What you should do » Reproduce the lines below without any change, beginning with the first line and ending with the line containing "- candle-body: [296, 304, 301, 307]", both included.

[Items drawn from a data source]
________________________
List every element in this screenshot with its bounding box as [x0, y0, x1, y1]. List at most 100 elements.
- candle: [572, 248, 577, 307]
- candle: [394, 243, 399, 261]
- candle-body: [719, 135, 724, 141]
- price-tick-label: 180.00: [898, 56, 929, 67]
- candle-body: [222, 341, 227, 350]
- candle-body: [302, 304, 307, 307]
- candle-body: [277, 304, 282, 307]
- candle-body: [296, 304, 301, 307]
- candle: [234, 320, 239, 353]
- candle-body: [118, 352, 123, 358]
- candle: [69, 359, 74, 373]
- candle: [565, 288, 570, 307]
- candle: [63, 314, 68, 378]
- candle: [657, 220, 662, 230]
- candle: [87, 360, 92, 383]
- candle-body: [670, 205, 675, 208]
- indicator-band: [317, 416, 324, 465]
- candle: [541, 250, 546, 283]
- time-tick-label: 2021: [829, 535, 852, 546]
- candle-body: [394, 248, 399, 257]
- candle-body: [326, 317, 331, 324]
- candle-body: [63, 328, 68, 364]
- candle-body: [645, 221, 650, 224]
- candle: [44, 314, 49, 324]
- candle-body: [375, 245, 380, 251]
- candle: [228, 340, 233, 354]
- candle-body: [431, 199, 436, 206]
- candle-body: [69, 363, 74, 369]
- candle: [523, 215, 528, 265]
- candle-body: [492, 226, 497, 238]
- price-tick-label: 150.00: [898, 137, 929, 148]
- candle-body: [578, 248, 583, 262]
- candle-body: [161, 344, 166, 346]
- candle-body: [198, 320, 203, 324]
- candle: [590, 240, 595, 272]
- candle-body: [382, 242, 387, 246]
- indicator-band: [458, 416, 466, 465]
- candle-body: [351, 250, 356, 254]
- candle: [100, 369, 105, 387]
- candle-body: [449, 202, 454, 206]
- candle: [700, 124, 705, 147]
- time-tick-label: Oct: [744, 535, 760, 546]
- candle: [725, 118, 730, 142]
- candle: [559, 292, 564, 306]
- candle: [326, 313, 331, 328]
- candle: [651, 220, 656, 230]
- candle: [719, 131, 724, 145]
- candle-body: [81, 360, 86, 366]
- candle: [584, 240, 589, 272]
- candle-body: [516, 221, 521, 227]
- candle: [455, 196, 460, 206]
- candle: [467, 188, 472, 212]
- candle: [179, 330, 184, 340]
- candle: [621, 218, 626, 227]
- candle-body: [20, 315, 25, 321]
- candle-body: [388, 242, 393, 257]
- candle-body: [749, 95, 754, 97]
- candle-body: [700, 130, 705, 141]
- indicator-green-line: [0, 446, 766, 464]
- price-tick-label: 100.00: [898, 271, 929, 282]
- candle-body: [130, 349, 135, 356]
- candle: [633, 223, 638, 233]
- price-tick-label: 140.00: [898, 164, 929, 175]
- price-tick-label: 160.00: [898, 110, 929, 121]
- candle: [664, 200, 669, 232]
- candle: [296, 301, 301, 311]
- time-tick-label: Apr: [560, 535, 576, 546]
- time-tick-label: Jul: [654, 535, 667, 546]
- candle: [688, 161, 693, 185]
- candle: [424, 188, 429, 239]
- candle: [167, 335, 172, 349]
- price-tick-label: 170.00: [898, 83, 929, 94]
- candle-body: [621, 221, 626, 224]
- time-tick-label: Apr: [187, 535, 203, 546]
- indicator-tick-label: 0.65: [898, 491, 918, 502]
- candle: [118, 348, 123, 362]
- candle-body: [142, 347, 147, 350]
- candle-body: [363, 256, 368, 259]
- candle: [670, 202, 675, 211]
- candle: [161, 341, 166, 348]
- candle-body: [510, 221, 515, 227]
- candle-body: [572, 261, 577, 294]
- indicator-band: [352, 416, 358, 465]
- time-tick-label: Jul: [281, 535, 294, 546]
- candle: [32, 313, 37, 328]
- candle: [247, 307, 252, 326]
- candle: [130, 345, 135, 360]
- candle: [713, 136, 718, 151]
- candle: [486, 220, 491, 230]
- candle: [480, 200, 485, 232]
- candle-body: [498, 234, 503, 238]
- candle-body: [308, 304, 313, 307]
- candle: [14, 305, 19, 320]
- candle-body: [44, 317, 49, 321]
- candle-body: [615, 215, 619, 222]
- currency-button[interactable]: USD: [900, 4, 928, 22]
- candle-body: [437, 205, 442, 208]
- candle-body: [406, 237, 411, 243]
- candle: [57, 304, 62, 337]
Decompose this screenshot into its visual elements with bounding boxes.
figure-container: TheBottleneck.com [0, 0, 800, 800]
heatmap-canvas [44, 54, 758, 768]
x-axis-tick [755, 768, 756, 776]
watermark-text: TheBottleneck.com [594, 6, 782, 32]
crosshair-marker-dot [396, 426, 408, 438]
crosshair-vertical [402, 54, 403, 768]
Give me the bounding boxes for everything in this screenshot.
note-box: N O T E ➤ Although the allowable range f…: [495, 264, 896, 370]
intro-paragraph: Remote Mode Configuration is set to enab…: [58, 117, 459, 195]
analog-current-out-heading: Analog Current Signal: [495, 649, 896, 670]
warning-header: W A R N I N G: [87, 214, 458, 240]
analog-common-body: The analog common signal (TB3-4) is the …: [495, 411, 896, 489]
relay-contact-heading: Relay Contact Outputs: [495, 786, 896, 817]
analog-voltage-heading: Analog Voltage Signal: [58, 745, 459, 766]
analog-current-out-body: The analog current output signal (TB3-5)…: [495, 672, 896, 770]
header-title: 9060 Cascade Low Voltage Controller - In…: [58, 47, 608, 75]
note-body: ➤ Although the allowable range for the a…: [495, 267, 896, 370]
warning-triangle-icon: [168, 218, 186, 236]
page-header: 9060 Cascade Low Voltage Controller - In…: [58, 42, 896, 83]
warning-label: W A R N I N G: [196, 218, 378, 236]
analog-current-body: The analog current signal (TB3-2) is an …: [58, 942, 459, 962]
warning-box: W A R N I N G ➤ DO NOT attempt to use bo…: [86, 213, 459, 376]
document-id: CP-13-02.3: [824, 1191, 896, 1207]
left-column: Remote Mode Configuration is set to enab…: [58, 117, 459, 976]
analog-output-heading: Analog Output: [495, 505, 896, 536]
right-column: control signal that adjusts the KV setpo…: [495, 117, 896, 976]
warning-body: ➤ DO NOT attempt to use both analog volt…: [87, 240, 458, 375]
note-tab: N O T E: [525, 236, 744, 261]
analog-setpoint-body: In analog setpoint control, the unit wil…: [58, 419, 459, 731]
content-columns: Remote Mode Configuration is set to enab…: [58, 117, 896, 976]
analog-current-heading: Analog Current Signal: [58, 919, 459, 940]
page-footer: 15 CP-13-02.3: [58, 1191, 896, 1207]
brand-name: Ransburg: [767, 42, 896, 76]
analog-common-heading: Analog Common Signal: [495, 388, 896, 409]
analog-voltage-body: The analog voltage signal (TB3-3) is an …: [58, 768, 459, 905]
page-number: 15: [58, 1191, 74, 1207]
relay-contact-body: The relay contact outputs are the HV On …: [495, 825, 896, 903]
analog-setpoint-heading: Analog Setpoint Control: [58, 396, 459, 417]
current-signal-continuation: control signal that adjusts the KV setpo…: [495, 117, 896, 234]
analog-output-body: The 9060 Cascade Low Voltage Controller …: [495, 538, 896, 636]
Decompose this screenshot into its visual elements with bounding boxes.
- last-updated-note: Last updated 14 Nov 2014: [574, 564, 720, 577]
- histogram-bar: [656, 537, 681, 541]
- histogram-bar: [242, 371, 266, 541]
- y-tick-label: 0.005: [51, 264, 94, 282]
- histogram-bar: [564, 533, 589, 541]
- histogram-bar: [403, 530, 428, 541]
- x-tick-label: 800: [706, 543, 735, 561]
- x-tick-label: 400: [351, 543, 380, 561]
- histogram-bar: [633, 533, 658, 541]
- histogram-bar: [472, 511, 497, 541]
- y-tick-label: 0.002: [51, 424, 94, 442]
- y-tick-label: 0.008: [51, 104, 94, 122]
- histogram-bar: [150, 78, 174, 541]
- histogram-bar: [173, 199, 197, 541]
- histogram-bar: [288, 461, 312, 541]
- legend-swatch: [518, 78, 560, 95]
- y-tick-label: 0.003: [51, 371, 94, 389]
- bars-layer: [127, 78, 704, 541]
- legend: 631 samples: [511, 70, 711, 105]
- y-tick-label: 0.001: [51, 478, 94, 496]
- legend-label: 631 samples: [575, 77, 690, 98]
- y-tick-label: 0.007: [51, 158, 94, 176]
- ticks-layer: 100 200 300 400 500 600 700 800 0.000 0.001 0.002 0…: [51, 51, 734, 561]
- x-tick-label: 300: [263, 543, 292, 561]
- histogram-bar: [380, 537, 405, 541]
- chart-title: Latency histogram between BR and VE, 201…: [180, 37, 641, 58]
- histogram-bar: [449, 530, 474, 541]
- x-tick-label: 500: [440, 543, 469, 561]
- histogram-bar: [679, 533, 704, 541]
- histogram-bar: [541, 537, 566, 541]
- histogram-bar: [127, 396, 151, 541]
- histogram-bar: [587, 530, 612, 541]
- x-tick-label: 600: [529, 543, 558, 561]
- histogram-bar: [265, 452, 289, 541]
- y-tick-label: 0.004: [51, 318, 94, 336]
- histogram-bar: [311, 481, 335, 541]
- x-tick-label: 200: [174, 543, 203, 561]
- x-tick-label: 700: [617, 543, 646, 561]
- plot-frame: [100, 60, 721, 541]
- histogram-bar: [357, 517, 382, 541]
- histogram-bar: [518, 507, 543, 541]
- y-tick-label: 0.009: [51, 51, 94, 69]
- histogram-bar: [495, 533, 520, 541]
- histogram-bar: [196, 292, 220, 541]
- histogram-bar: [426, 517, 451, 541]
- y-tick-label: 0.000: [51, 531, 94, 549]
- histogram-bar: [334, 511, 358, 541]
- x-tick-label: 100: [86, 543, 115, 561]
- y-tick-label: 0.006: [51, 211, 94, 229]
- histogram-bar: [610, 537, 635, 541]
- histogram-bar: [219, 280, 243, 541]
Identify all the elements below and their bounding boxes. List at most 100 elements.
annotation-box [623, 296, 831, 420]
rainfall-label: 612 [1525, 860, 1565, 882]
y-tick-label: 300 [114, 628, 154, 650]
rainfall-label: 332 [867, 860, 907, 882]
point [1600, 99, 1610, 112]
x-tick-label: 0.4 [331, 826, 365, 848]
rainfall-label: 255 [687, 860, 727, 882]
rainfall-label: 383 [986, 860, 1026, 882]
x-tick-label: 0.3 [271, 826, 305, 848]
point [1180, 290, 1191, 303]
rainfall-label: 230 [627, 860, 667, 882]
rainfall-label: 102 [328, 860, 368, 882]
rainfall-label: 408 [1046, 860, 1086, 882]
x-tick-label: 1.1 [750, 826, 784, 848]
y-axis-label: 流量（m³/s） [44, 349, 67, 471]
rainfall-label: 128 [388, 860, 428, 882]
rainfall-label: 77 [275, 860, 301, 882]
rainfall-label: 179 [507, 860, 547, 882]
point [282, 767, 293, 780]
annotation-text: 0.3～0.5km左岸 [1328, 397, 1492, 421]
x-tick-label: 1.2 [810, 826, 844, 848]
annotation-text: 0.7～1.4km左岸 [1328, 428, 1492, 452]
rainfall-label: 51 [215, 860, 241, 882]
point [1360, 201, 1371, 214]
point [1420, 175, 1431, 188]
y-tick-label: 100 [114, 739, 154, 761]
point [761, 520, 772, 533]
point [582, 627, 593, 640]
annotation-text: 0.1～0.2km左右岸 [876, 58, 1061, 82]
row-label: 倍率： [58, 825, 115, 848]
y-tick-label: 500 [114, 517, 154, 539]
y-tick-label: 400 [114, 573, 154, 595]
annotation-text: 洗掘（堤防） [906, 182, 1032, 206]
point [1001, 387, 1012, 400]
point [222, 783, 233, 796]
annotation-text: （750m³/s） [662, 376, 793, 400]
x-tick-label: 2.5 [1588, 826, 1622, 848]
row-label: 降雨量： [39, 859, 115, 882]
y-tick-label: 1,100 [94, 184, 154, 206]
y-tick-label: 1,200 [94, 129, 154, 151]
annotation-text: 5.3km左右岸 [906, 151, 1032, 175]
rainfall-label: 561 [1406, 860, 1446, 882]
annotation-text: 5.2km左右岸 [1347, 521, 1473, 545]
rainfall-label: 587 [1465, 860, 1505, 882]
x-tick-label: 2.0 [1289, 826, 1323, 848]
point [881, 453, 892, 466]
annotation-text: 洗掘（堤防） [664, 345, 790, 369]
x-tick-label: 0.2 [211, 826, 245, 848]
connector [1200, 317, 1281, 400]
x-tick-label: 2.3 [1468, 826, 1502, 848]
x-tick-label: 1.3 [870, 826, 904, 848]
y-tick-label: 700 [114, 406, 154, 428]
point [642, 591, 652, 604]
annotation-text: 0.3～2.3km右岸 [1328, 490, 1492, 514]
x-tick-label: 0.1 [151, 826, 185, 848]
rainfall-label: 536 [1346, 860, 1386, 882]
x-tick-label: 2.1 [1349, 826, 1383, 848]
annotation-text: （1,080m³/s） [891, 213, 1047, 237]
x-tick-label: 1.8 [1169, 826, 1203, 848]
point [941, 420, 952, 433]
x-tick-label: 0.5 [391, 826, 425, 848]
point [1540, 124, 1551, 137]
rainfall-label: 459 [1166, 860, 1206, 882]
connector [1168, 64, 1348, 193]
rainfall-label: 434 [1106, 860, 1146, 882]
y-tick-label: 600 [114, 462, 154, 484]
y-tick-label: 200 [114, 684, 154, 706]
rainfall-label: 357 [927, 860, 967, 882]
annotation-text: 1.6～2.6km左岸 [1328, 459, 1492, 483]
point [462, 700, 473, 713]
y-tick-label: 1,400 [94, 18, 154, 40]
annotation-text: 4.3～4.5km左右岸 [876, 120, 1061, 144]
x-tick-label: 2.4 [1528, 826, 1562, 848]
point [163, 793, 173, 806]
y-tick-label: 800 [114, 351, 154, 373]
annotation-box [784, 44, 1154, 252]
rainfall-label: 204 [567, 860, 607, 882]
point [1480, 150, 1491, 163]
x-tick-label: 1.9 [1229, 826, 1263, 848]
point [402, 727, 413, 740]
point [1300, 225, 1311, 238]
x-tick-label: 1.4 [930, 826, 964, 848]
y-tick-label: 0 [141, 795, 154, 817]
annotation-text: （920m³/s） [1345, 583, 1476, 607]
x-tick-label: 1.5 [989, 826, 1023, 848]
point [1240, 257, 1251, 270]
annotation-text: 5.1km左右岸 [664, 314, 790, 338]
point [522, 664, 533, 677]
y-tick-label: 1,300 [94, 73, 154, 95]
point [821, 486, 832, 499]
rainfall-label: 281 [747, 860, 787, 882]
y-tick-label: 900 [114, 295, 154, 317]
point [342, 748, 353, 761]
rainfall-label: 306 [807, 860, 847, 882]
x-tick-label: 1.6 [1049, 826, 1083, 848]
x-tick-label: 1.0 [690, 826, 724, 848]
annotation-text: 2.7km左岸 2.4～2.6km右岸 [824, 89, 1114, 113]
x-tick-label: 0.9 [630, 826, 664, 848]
________________________
Result for this task »
List every element in this screenshot with its bounding box as [x0, y0, x1, y1]. List at most 100 elements.
- candle: [572, 248, 577, 307]
- candle: [394, 243, 399, 261]
- candle-body: [719, 135, 724, 141]
- price-tick-label: 180.00: [898, 56, 929, 67]
- candle-body: [222, 341, 227, 350]
- candle-body: [302, 304, 307, 307]
- candle-body: [277, 304, 282, 307]
- candle-body: [296, 304, 301, 307]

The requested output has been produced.